>> start Page excerpt

John Lee, Superintendent of Queens High Schools
By Adam B. Kushner

Worlds are coming together in Queens high schools under Superintendent John Lee’s watch.

As in many other of districts of the New York public school system, there is an intense intermingling of cultures. Lee’s 75,000 students—his is the largest high school district in New York and is larger than the entire public school system in Boston—hail from New York as well as India, Korea, China and other nations. In fact, 12 percent of his students every year are English language learners, and there are several bilingual programs to accommodate them.

“It brings a great richness to our student population and we celebrate that,” he said in a telephone interview. “But at the same time, there are challenges that accompany that: one, preparing these students to be part of society, and then two, to be able to meet all of the standards and graduation requirements.”

There is even an entire Newcomers High School, which was founded in the early 1990’s to serve newly-arrived immigrant students. For younger students in ninth and tenth grade, it’s a language-intensive transitional school to prepare them for the New York school system. It’s the sort of thing Lee understands, as a first-generation American whose family came from China.

But Lee is also looking at the melting pot from an educational point of view. He is bringing new collaborations to his traditional curricula. Lee has implemented all sorts of new programs in his district to teach business, the arts, law enforcement, and information technology.

>> end Page excerpt
>> start Data records

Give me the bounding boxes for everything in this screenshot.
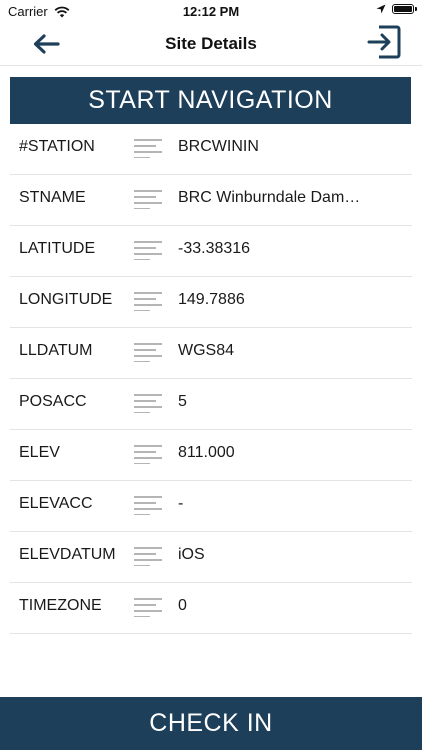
battery-level <box>394 6 412 12</box>
site-details-list: #STATION BRCWININ STNAME BRC Winburndale Da… <box>0 124 422 634</box>
detail-row: LATITUDE -33.38316 <box>0 226 422 277</box>
detail-label: ELEVACC <box>19 495 93 512</box>
detail-row: POSACC 5 <box>0 379 422 430</box>
detail-label: ELEV <box>19 444 60 461</box>
row-icon <box>134 393 164 413</box>
row-icon <box>134 342 164 362</box>
text-lines-icon <box>134 139 162 158</box>
detail-label: #STATION <box>19 138 95 155</box>
detail-value: - <box>178 495 184 512</box>
detail-label: STNAME <box>19 189 86 206</box>
status-bar: Carrier 12:12 PM <box>0 0 422 22</box>
detail-value: 0 <box>178 597 187 614</box>
row-icon <box>134 291 164 311</box>
exit-to-right-icon <box>367 25 401 59</box>
text-lines-icon <box>134 445 162 464</box>
detail-row: #STATION BRCWININ <box>0 124 422 175</box>
text-lines-icon <box>134 598 162 617</box>
detail-value: BRC Winburndale Dam… <box>178 189 361 206</box>
detail-value: iOS <box>178 546 205 563</box>
detail-value: 149.7886 <box>178 291 245 308</box>
detail-value: 5 <box>178 393 187 410</box>
battery-tip <box>415 7 417 11</box>
detail-row: LONGITUDE 149.7886 <box>0 277 422 328</box>
row-icon <box>134 240 164 260</box>
detail-value: 811.000 <box>178 444 235 461</box>
row-icon <box>134 138 164 158</box>
row-icon <box>134 546 164 566</box>
status-right <box>376 4 417 14</box>
detail-label: LLDATUM <box>19 342 93 359</box>
detail-row: LLDATUM WGS84 <box>0 328 422 379</box>
detail-row: STNAME BRC Winburndale Dam… <box>0 175 422 226</box>
detail-row: ELEVDATUM iOS <box>0 532 422 583</box>
page-title: Site Details <box>165 34 257 53</box>
detail-label: TIMEZONE <box>19 597 102 614</box>
detail-value: WGS84 <box>178 342 235 359</box>
location-arrow-icon <box>376 4 386 14</box>
text-lines-icon <box>134 190 162 209</box>
detail-label: POSACC <box>19 393 87 410</box>
row-icon <box>134 597 164 617</box>
detail-row: TIMEZONE 0 <box>0 583 422 634</box>
detail-value: BRCWININ <box>178 138 259 155</box>
detail-row: ELEVACC - <box>0 481 422 532</box>
detail-row: ELEV 811.000 <box>0 430 422 481</box>
detail-label: ELEVDATUM <box>19 546 116 563</box>
row-icon <box>134 495 164 515</box>
text-lines-icon <box>134 394 162 413</box>
text-lines-icon <box>134 292 162 311</box>
text-lines-icon <box>134 343 162 362</box>
detail-label: LATITUDE <box>19 240 96 257</box>
row-icon <box>134 444 164 464</box>
text-lines-icon <box>134 241 162 260</box>
battery-icon <box>392 4 417 14</box>
text-lines-icon <box>134 496 162 515</box>
detail-label: LONGITUDE <box>19 291 113 308</box>
start-navigation-button[interactable]: START NAVIGATION <box>10 77 411 124</box>
row-divider <box>10 633 412 634</box>
text-lines-icon <box>134 547 162 566</box>
check-in-button[interactable]: CHECK IN <box>0 697 422 750</box>
navigation-bar: Site Details <box>0 22 422 66</box>
exit-button[interactable] <box>366 24 402 60</box>
status-time: 12:12 PM <box>182 4 240 19</box>
row-icon <box>134 189 164 209</box>
detail-value: -33.38316 <box>178 240 251 257</box>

>> end Data records

> [Actions to take]:
1) According to the profile of John Lee, what percentage of his students each year are English language learners?
2) Continue the profile of Queens high schools superintendent John Lee from its last sentence.

> [Answers for this exercise]:
1) 12 percent

2)
He helped bring Virtual Enterprise to Queens from Europe in 1997. The program, in which as many as 80 students simulate an actual business, runs in nine schools. “It’s a wonderful opportunity for students to take their learning and really apply it as they learn about the real world,” Lee said.

“We transformed classrooms into what look like offices. Students create a business and they have to develop a business plan. You have a CEO, you have a personnel department, a sales department, marketing, public relations. They participate in local, national, and international competitions,” he said, explaining that many of his students go to Europe to compete. His counselors and teachers also encourage troubled students to enroll, many of whom excel in the program.

This merging of the business and academic worlds is representative of what Lee sees as educational innovation, but business isn’t the only nontraditional discipline Lee has brought into his high school classrooms.

With the moral and financial support of Tony Bennett, he opened the Sinatra School of the Arts just over a year ago. “It’s a school that has 5 art studios,” Lee explained. “We have dance, we have drama, we have vocal music, orchestral music, and fine arts. Of course, Tony Bennett is really the driving force behind the creation of this school and is a staunch partner. In a short time, the school has gotten quite a number of accolades.”

To expose students to the arts, Bennett helps bring in popular guest artists and speakers. Modeled after Manhattan’s LaGuardia High School, the Sinatra school also sends students into Manhattan to see galleries, museums, and concerts as part of the curriculum.

Another new school affiliated with York College in the city’s university system will “tap into the specialized testing program that you’re familiar with in terms of Stuyvesant, Bronx High School of Science, and Brooklyn Tech.” The new collaborative magnet school, Queens High School for the Sciences, will have an intensive, preparatory course load.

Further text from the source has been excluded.